• WORK REQUIRED
Set the following entries down again exactly, line by line.

Excerpts from a figure dataset:
§

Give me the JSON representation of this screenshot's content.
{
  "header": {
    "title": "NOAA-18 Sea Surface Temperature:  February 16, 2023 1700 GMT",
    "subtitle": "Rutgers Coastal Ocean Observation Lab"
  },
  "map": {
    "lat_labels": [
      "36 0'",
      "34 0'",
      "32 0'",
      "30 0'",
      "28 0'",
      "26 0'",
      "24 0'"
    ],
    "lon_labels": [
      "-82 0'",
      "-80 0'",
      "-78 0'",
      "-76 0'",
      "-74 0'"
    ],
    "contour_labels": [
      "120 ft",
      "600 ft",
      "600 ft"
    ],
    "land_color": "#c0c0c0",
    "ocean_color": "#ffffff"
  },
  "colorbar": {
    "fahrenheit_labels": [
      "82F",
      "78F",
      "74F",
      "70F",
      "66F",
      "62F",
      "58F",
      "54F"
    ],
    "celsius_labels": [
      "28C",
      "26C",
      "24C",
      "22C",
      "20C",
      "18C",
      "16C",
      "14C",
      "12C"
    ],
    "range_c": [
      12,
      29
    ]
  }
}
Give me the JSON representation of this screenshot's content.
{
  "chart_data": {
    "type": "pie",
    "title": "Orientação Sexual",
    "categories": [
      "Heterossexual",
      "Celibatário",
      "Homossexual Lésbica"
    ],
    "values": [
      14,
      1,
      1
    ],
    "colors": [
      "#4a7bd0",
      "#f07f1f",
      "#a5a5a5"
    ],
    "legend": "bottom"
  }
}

§

• PROBLEM SOLUTION
Give me the JSON representation of this screenshot's content.
{
  "header": {
    "title": "NOAA-18 Sea Surface Temperature:  February 16, 2023 1700 GMT",
    "subtitle": "Rutgers Coastal Ocean Observation Lab"
  },
  "map": {
    "lat_labels": [
      "36 0'",
      "34 0'",
      "32 0'",
      "30 0'",
      "28 0'",
      "26 0'",
      "24 0'"
    ],
    "lon_labels": [
      "-82 0'",
      "-80 0'",
      "-78 0'",
      "-76 0'",
      "-74 0'"
    ],
    "contour_labels": [
      "120 ft",
      "600 ft",
      "600 ft"
    ],
    "land_color": "#c0c0c0",
    "ocean_color": "#ffffff"
  },
  "colorbar": {
    "fahrenheit_labels": [
      "82F",
      "78F",
      "74F",
      "70F",
      "66F",
      "62F",
      "58F",
      "54F"
    ],
    "celsius_labels": [
      "28C",
      "26C",
      "24C",
      "22C",
      "20C",
      "18C",
      "16C",
      "14C",
      "12C"
    ],
    "range_c": [
      12,
      29
    ]
  }
}
Give me the JSON representation of this screenshot's content.
{
  "chart_data": {
    "type": "pie",
    "title": "Orientação Sexual",
    "categories": [
      "Heterossexual",
      "Celibatário",
      "Homossexual Lésbica"
    ],
    "values": [
      14,
      1,
      1
    ],
    "colors": [
      "#4a7bd0",
      "#f07f1f",
      "#a5a5a5"
    ],
    "legend": "bottom"
  }
}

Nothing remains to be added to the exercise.